ACTIONS TO TAKE:
1) Please condense the paragraph of the dividend stocks article that begins "I am a fan of dividend stocks" into a short bulleted list that keeps its main facts.
2) From the dividend stocks article, return the passage that begins at the words "3 Deep Value" and ends after the words "for share buybacks.".

3 Deep Value Dividend Stocks To Buy, 1 To Sell

Includes: GCI, NEE, NYX, PGH
by: Kurtis Hemmerling

I am a fan of dividend stocks, but fully understand their limitations. I don't view income payouts as free cash, realizing that equity is being transferred from the company to my account. I realize that the dividend tax chews into profit. This equity is unavailable to the company for reinvestment. These funds are no longer available for share buybacks.

So why do I like dividend stocks? There are very few mechanisms at a company's disposal to manage share valuation. One method is to buy back shares which spreads earnings over fewer shares thereby boosting EPS. Yet, the act of buying back shares in the open market drives prices up, thus countering the value-building mechanism. Issuing a dividend, on the other hand, creates earnings-based value by lowering share prices equivalent to the dividend. The very act of paying a dividend immediately lowers share price, which in turn creates a better forward earnings yield.

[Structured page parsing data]
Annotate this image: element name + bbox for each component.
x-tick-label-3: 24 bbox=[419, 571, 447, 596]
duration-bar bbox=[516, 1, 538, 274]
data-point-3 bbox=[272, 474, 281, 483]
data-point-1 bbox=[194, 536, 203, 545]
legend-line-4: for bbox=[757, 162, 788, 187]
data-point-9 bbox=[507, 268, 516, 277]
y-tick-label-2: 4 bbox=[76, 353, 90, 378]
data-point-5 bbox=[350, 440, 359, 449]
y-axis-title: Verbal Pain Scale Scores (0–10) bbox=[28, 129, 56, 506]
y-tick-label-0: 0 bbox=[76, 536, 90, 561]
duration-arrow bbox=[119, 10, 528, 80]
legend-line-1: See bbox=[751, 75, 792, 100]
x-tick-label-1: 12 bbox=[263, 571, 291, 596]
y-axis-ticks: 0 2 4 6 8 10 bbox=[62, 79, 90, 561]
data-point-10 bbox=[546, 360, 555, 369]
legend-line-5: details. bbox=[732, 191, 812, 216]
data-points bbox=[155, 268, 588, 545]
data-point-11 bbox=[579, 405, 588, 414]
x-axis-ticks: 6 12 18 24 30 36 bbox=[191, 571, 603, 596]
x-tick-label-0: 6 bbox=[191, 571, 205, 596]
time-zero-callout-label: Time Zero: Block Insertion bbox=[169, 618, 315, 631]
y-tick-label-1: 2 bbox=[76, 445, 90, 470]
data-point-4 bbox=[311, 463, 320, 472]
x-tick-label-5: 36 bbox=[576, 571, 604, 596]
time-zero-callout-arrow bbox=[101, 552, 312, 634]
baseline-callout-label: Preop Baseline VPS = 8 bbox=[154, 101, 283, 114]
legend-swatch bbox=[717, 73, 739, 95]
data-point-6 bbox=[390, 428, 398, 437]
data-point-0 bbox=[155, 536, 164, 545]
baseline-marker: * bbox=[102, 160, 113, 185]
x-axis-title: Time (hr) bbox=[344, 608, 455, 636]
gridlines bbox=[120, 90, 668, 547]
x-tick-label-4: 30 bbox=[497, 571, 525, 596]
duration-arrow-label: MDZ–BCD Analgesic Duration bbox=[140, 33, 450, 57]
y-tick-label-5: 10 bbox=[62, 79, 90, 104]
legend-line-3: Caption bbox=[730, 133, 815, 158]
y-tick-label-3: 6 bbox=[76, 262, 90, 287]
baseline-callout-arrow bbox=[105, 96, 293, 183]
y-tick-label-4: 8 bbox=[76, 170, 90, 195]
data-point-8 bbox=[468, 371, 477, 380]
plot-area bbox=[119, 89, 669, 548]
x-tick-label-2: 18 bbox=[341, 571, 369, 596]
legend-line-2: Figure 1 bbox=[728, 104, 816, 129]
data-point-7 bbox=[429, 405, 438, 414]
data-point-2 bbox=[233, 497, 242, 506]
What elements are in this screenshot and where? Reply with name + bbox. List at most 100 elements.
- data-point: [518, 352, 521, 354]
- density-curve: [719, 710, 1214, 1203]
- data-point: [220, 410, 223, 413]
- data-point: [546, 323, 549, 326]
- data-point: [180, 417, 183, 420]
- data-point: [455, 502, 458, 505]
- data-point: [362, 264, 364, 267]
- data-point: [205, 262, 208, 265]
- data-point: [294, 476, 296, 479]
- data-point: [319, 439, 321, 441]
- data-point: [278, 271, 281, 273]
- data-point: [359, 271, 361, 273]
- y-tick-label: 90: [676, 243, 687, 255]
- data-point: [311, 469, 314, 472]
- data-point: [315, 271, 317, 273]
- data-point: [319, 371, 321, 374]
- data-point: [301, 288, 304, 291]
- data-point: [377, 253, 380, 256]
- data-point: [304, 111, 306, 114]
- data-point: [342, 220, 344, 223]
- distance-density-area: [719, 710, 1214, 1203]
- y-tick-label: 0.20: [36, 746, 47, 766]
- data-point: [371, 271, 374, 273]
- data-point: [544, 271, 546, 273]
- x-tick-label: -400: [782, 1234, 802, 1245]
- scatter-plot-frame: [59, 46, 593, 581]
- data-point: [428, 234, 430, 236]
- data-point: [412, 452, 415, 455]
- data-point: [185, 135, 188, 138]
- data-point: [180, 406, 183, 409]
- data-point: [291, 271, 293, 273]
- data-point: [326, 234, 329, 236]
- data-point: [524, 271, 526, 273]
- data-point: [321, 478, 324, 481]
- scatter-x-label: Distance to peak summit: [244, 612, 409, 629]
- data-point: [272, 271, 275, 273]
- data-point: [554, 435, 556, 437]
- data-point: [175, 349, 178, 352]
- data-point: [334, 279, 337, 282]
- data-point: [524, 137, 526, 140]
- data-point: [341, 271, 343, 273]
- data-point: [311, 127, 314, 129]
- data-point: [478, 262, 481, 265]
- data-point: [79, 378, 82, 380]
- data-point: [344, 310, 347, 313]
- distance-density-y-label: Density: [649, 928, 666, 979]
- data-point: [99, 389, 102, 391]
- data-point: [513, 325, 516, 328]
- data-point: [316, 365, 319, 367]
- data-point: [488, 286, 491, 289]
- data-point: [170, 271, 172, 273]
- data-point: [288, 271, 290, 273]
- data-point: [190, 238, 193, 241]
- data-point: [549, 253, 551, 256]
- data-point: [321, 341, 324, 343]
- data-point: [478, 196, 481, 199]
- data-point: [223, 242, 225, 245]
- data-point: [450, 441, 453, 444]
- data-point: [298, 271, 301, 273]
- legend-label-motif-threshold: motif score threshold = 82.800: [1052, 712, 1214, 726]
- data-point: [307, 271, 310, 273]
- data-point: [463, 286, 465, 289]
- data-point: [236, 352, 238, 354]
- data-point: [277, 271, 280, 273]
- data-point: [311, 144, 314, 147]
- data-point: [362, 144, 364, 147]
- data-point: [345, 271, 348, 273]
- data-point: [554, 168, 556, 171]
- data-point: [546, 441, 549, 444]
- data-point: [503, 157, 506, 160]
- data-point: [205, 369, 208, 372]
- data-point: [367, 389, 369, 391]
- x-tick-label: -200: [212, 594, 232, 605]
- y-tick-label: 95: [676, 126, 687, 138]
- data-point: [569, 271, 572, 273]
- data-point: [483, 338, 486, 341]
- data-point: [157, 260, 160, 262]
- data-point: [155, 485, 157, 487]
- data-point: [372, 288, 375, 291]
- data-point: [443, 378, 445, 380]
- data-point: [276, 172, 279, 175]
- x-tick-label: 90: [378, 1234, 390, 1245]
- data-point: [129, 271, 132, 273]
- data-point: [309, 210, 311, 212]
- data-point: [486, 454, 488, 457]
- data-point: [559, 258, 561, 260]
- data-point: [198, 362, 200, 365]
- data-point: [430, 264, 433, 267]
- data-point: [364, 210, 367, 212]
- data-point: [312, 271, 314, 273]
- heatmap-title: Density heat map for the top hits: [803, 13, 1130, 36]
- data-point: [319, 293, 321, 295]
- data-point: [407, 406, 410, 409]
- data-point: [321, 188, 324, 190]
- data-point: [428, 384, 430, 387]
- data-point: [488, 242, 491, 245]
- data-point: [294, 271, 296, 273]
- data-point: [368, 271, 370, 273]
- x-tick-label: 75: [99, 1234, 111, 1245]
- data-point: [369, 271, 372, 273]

ANSWERS:
1)
- The author likes dividend stocks but understands their limitations.
- Dividend payouts are not free cash: equity moves from the company to the shareholder's account.
- The dividend tax cuts into profit.
- Money paid out can't be used by the company for reinvestment or share buybacks.

2)
3 Deep Value Dividend Stocks To Buy, 1 To Sell

Includes: GCI, NEE, NYX, PGH
by: Kurtis Hemmerling

I am a fan of dividend stocks, but fully understand their limitations. I don't view income payouts as free cash, realizing that equity is being transferred from the company to my account. I realize that the dividend tax chews into profit. This equity is unavailable to the company for reinvestment. These funds are no longer available for share buybacks.